What you need to do | Restate the entries word for word, omitting nothing.

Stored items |
━━━━━━━━━━
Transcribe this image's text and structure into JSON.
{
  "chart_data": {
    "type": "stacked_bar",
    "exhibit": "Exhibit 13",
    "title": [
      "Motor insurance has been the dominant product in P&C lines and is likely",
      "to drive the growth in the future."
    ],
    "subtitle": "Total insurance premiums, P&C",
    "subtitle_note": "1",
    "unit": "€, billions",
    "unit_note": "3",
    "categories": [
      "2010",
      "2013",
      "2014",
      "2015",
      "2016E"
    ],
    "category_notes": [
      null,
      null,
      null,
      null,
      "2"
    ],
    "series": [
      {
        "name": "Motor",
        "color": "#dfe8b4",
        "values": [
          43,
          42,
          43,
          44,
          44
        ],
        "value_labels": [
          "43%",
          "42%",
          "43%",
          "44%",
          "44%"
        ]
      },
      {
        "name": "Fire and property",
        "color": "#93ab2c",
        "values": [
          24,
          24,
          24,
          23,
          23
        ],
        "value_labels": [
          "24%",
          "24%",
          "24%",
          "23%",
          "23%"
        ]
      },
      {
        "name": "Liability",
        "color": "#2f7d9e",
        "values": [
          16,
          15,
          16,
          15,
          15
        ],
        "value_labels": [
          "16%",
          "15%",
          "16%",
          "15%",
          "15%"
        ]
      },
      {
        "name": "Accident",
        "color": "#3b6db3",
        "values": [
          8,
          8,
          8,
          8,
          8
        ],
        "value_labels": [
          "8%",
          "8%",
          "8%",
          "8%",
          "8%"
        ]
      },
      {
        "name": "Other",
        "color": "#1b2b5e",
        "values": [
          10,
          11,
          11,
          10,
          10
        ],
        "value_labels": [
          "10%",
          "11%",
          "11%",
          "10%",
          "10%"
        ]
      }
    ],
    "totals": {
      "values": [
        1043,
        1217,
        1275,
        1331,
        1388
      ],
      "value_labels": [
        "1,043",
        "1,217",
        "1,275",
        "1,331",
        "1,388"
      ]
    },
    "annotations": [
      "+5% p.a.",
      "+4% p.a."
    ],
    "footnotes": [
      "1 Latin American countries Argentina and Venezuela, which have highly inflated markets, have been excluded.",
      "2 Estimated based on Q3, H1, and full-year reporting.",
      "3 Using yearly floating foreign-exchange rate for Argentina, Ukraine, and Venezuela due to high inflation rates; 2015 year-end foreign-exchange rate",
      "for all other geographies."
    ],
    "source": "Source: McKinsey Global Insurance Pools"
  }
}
━━━━━━━━━━
Answer to this exercise |
Transcribe this image's text and structure into JSON.
{
  "chart_data": {
    "type": "stacked_bar",
    "exhibit": "Exhibit 13",
    "title": [
      "Motor insurance has been the dominant product in P&C lines and is likely",
      "to drive the growth in the future."
    ],
    "subtitle": "Total insurance premiums, P&C",
    "subtitle_note": "1",
    "unit": "€, billions",
    "unit_note": "3",
    "categories": [
      "2010",
      "2013",
      "2014",
      "2015",
      "2016E"
    ],
    "category_notes": [
      null,
      null,
      null,
      null,
      "2"
    ],
    "series": [
      {
        "name": "Motor",
        "color": "#dfe8b4",
        "values": [
          43,
          42,
          43,
          44,
          44
        ],
        "value_labels": [
          "43%",
          "42%",
          "43%",
          "44%",
          "44%"
        ]
      },
      {
        "name": "Fire and property",
        "color": "#93ab2c",
        "values": [
          24,
          24,
          24,
          23,
          23
        ],
        "value_labels": [
          "24%",
          "24%",
          "24%",
          "23%",
          "23%"
        ]
      },
      {
        "name": "Liability",
        "color": "#2f7d9e",
        "values": [
          16,
          15,
          16,
          15,
          15
        ],
        "value_labels": [
          "16%",
          "15%",
          "16%",
          "15%",
          "15%"
        ]
      },
      {
        "name": "Accident",
        "color": "#3b6db3",
        "values": [
          8,
          8,
          8,
          8,
          8
        ],
        "value_labels": [
          "8%",
          "8%",
          "8%",
          "8%",
          "8%"
        ]
      },
      {
        "name": "Other",
        "color": "#1b2b5e",
        "values": [
          10,
          11,
          11,
          10,
          10
        ],
        "value_labels": [
          "10%",
          "11%",
          "11%",
          "10%",
          "10%"
        ]
      }
    ],
    "totals": {
      "values": [
        1043,
        1217,
        1275,
        1331,
        1388
      ],
      "value_labels": [
        "1,043",
        "1,217",
        "1,275",
        "1,331",
        "1,388"
      ]
    },
    "annotations": [
      "+5% p.a.",
      "+4% p.a."
    ],
    "footnotes": [
      "1 Latin American countries Argentina and Venezuela, which have highly inflated markets, have been excluded.",
      "2 Estimated based on Q3, H1, and full-year reporting.",
      "3 Using yearly floating foreign-exchange rate for Argentina, Ukraine, and Venezuela due to high inflation rates; 2015 year-end foreign-exchange rate",
      "for all other geographies."
    ],
    "source": "Source: McKinsey Global Insurance Pools"
  }
}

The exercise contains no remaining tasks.